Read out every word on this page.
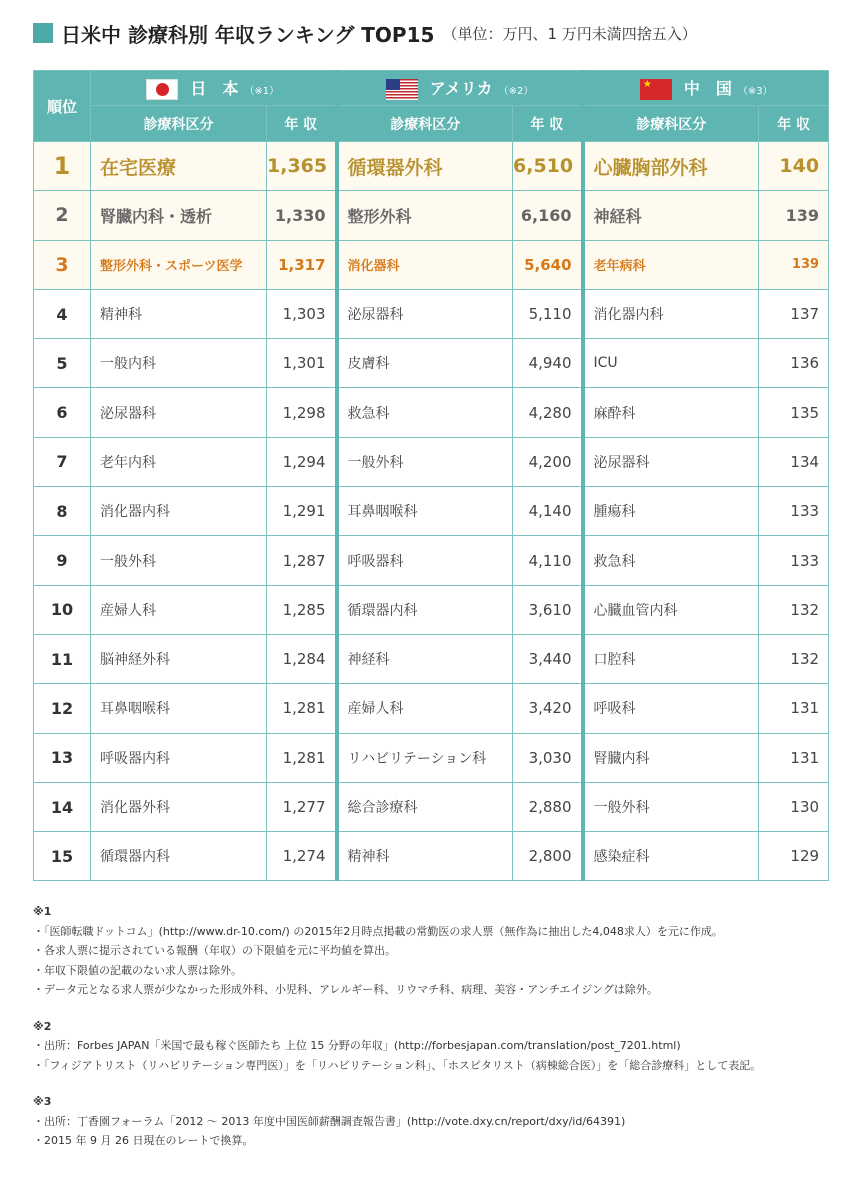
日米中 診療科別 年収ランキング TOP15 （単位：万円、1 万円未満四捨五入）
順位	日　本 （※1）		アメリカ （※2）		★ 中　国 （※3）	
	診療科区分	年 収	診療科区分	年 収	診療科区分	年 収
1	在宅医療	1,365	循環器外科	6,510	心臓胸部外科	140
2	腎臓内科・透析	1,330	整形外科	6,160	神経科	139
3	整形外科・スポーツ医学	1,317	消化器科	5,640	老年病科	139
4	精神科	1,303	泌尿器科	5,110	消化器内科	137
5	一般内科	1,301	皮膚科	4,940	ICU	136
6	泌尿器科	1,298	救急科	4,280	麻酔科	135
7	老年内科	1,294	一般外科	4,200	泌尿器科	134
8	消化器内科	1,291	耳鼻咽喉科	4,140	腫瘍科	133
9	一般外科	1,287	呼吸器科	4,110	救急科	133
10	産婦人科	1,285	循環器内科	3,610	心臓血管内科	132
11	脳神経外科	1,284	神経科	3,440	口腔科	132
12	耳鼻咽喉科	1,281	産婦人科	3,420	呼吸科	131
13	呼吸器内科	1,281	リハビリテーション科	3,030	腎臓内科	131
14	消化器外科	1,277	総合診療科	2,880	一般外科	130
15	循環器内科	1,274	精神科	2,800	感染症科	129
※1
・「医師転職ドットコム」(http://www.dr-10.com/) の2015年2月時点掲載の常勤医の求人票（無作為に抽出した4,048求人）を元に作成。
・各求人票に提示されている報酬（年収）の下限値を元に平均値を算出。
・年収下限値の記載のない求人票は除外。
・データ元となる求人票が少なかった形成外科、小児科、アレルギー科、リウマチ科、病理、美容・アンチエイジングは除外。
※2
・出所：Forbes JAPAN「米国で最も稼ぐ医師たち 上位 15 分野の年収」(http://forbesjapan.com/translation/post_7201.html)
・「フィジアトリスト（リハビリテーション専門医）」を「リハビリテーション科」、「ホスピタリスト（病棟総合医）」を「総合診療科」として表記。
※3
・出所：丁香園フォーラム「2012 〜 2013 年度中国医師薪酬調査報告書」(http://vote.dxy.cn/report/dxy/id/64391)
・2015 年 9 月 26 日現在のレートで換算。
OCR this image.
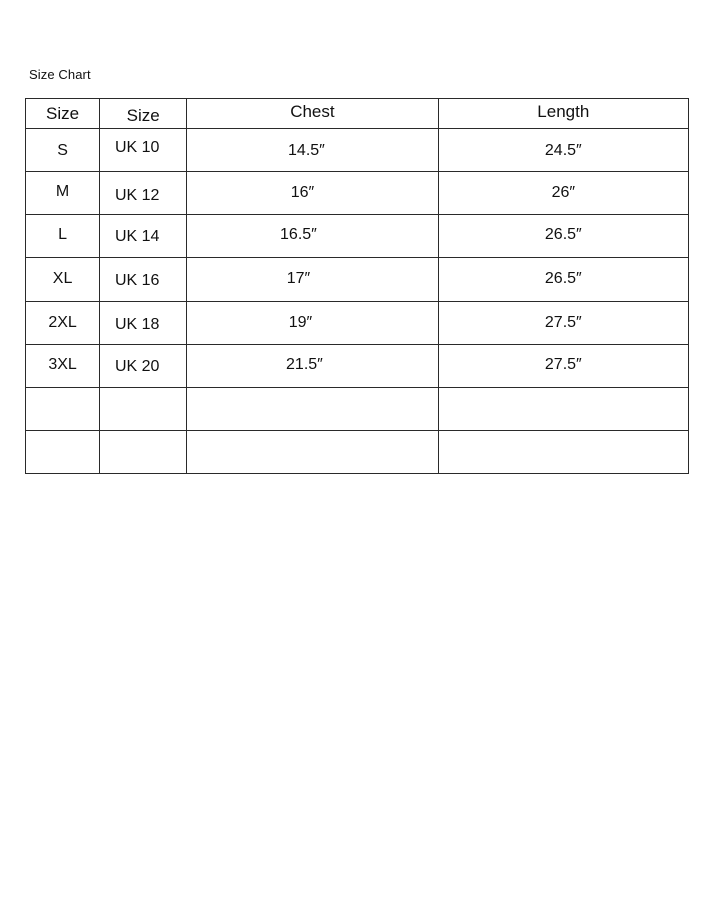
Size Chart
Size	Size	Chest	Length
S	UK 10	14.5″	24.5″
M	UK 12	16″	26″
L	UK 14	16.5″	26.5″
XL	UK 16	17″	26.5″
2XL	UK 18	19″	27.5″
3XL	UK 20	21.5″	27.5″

Exercise:
Quote verbatim every line starting at the line that contains "OCR this image." and ending with the last line of the records; omit all pictures.

Written response:
OCR this image.
Size Chart
Size	Size	Chest	Length
S	UK 10	14.5″	24.5″
M	UK 12	16″	26″
L	UK 14	16.5″	26.5″
XL	UK 16	17″	26.5″
2XL	UK 18	19″	27.5″
3XL	UK 20	21.5″	27.5″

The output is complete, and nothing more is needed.